Working data.
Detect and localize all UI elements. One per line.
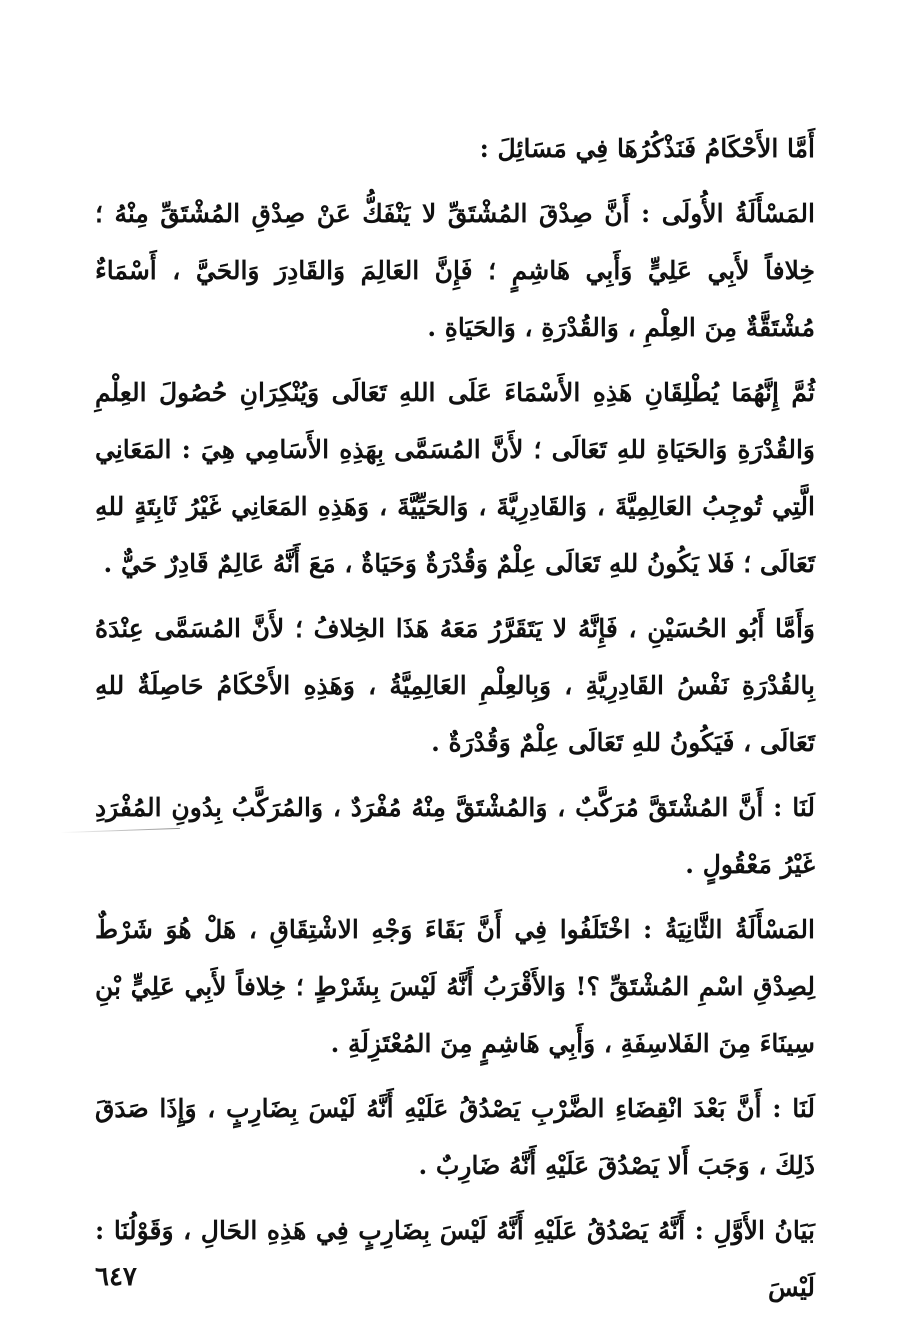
paragraph-then: ثُمَّ إِنَّهُمَا يُطْلِقَانِ هَذِهِ الأَسْمَاءَ عَلَى اللهِ تَعَالَى وَيُنْكِرَانِ حُصُولَ العِلْمِ وَالقُدْرَةِ وَالحَيَاةِ للهِ تَعَالَى ؛ لأَنَّ المُسَمَّى بِهَذِهِ الأَسَامِي هِيَ : المَعَانِي الَّتِي تُوجِبُ العَالِمِيَّةَ ، وَالقَادِرِيَّةَ ، وَالحَيِّيَّةَ ، وَهَذِهِ المَعَانِي غَيْرُ ثَابِتَةٍ للهِ تَعَالَى ؛ فَلا يَكُونُ للهِ تَعَالَى عِلْمٌ وَقُدْرَةٌ وَحَيَاةٌ ، مَعَ أَنَّهُ عَالِمٌ قَادِرٌ حَيٌّ . bbox=[95, 378, 815, 578]
paragraph-second-issue: المَسْأَلَةُ الثَّانِيَةُ : اخْتَلَفُوا فِي أَنَّ بَقَاءَ وَجْهِ الاشْتِقَاقِ ، هَلْ هُوَ شَرْطٌ لِصِدْقِ اسْمِ المُشْتَقِّ ؟! وَالأَقْرَبُ أَنَّهُ لَيْسَ بِشَرْطٍ ؛ خِلافاً لأَبِي عَلِيٍّ بْنِ سِينَاءَ مِنَ الفَلاسِفَةِ ، وَأَبِي هَاشِمٍ مِنَ المُعْتَزِلَةِ . bbox=[95, 915, 815, 1058]
paragraph-abu-al-husayn: وَأَمَّا أَبُو الحُسَيْنِ ، فَإِنَّهُ لا يَتَقَرَّرُ مَعَهُ هَذَا الخِلافُ ؛ لأَنَّ المُسَمَّى عِنْدَهُ بِالقُدْرَةِ نَفْسُ القَادِرِيَّةِ ، وَبِالعِلْمِ العَالِمِيَّةُ ، وَهَذِهِ الأَحْكَامُ حَاصِلَةٌ للهِ تَعَالَى ، فَيَكُونُ للهِ تَعَالَى عِلْمٌ وَقُدْرَةٌ . bbox=[95, 614, 815, 757]
page-body-text bbox=[95, 120, 815, 1316]
paragraph-argument-one: لَنَا : أَنَّ المُشْتَقَّ مُرَكَّبٌ ، وَالمُشْتَقَّ مِنْهُ مُفْرَدٌ ، وَالمُرَكَّبُ بِدُونِ المُفْرَدِ غَيْرُ مَعْقُولٍ . bbox=[95, 793, 815, 879]
paragraph-first-issue: المَسْأَلَةُ الأُولَى : أَنَّ صِدْقَ المُشْتَقِّ لا يَنْفَكُّ عَنْ صِدْقِ المُشْتَقِّ مِنْهُ ؛ خِلافاً لأَبِي عَلِيٍّ وَأَبِي هَاشِمٍ ؛ فَإِنَّ العَالِمَ وَالقَادِرَ وَالحَيَّ ، أَسْمَاءٌ مُشْتَقَّةٌ مِنَ العِلْمِ ، وَالقُدْرَةِ ، وَالحَيَاةِ . bbox=[95, 199, 815, 342]
paragraph-explanation: بَيَانُ الأَوَّلِ : أَنَّهُ يَصْدُقُ عَلَيْهِ أَنَّهُ لَيْسَ بِضَارِبٍ فِي هَذِهِ الحَالِ ، وَقَوْلُنَا : لَيْسَ bbox=[95, 1216, 815, 1302]
paragraph-intro: أَمَّا الأَحْكَامُ فَنَذْكُرُهَا فِي مَسَائِلَ : bbox=[479, 134, 815, 163]
paragraph-argument-two: لَنَا : أَنَّ بَعْدَ انْقِضَاءِ الضَّرْبِ يَصْدُقُ عَلَيْهِ أَنَّهُ لَيْسَ بِضَارِبٍ ، وَإِذَا صَدَقَ ذَلِكَ ، وَجَبَ أَلا يَصْدُقَ عَلَيْهِ أَنَّهُ ضَارِبٌ . bbox=[95, 1094, 815, 1180]
page-number: ٦٤٧ bbox=[95, 1262, 137, 1292]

What needs to be done. Copy every line of the items above word for word, leaving out the pictures.

Expected answer.
Detect and localize all UI elements. One per line.
paragraph-then: ثُمَّ إِنَّهُمَا يُطْلِقَانِ هَذِهِ الأَسْمَاءَ عَلَى اللهِ تَعَالَى وَيُنْكِرَانِ حُصُولَ العِلْمِ وَالقُدْرَةِ وَالحَيَاةِ للهِ تَعَالَى ؛ لأَنَّ المُسَمَّى بِهَذِهِ الأَسَامِي هِيَ : المَعَانِي الَّتِي تُوجِبُ العَالِمِيَّةَ ، وَالقَادِرِيَّةَ ، وَالحَيِّيَّةَ ، وَهَذِهِ المَعَانِي غَيْرُ ثَابِتَةٍ للهِ تَعَالَى ؛ فَلا يَكُونُ للهِ تَعَالَى عِلْمٌ وَقُدْرَةٌ وَحَيَاةٌ ، مَعَ أَنَّهُ عَالِمٌ قَادِرٌ حَيٌّ . bbox=[95, 378, 815, 578]
paragraph-second-issue: المَسْأَلَةُ الثَّانِيَةُ : اخْتَلَفُوا فِي أَنَّ بَقَاءَ وَجْهِ الاشْتِقَاقِ ، هَلْ هُوَ شَرْطٌ لِصِدْقِ اسْمِ المُشْتَقِّ ؟! وَالأَقْرَبُ أَنَّهُ لَيْسَ بِشَرْطٍ ؛ خِلافاً لأَبِي عَلِيٍّ بْنِ سِينَاءَ مِنَ الفَلاسِفَةِ ، وَأَبِي هَاشِمٍ مِنَ المُعْتَزِلَةِ . bbox=[95, 915, 815, 1058]
paragraph-abu-al-husayn: وَأَمَّا أَبُو الحُسَيْنِ ، فَإِنَّهُ لا يَتَقَرَّرُ مَعَهُ هَذَا الخِلافُ ؛ لأَنَّ المُسَمَّى عِنْدَهُ بِالقُدْرَةِ نَفْسُ القَادِرِيَّةِ ، وَبِالعِلْمِ العَالِمِيَّةُ ، وَهَذِهِ الأَحْكَامُ حَاصِلَةٌ للهِ تَعَالَى ، فَيَكُونُ للهِ تَعَالَى عِلْمٌ وَقُدْرَةٌ . bbox=[95, 614, 815, 757]
page-body-text bbox=[95, 120, 815, 1316]
paragraph-argument-one: لَنَا : أَنَّ المُشْتَقَّ مُرَكَّبٌ ، وَالمُشْتَقَّ مِنْهُ مُفْرَدٌ ، وَالمُرَكَّبُ بِدُونِ المُفْرَدِ غَيْرُ مَعْقُولٍ . bbox=[95, 793, 815, 879]
paragraph-first-issue: المَسْأَلَةُ الأُولَى : أَنَّ صِدْقَ المُشْتَقِّ لا يَنْفَكُّ عَنْ صِدْقِ المُشْتَقِّ مِنْهُ ؛ خِلافاً لأَبِي عَلِيٍّ وَأَبِي هَاشِمٍ ؛ فَإِنَّ العَالِمَ وَالقَادِرَ وَالحَيَّ ، أَسْمَاءٌ مُشْتَقَّةٌ مِنَ العِلْمِ ، وَالقُدْرَةِ ، وَالحَيَاةِ . bbox=[95, 199, 815, 342]
paragraph-explanation: بَيَانُ الأَوَّلِ : أَنَّهُ يَصْدُقُ عَلَيْهِ أَنَّهُ لَيْسَ بِضَارِبٍ فِي هَذِهِ الحَالِ ، وَقَوْلُنَا : لَيْسَ bbox=[95, 1216, 815, 1302]
paragraph-intro: أَمَّا الأَحْكَامُ فَنَذْكُرُهَا فِي مَسَائِلَ : bbox=[479, 134, 815, 163]
paragraph-argument-two: لَنَا : أَنَّ بَعْدَ انْقِضَاءِ الضَّرْبِ يَصْدُقُ عَلَيْهِ أَنَّهُ لَيْسَ بِضَارِبٍ ، وَإِذَا صَدَقَ ذَلِكَ ، وَجَبَ أَلا يَصْدُقَ عَلَيْهِ أَنَّهُ ضَارِبٌ . bbox=[95, 1094, 815, 1180]
page-number: ٦٤٧ bbox=[95, 1262, 137, 1292]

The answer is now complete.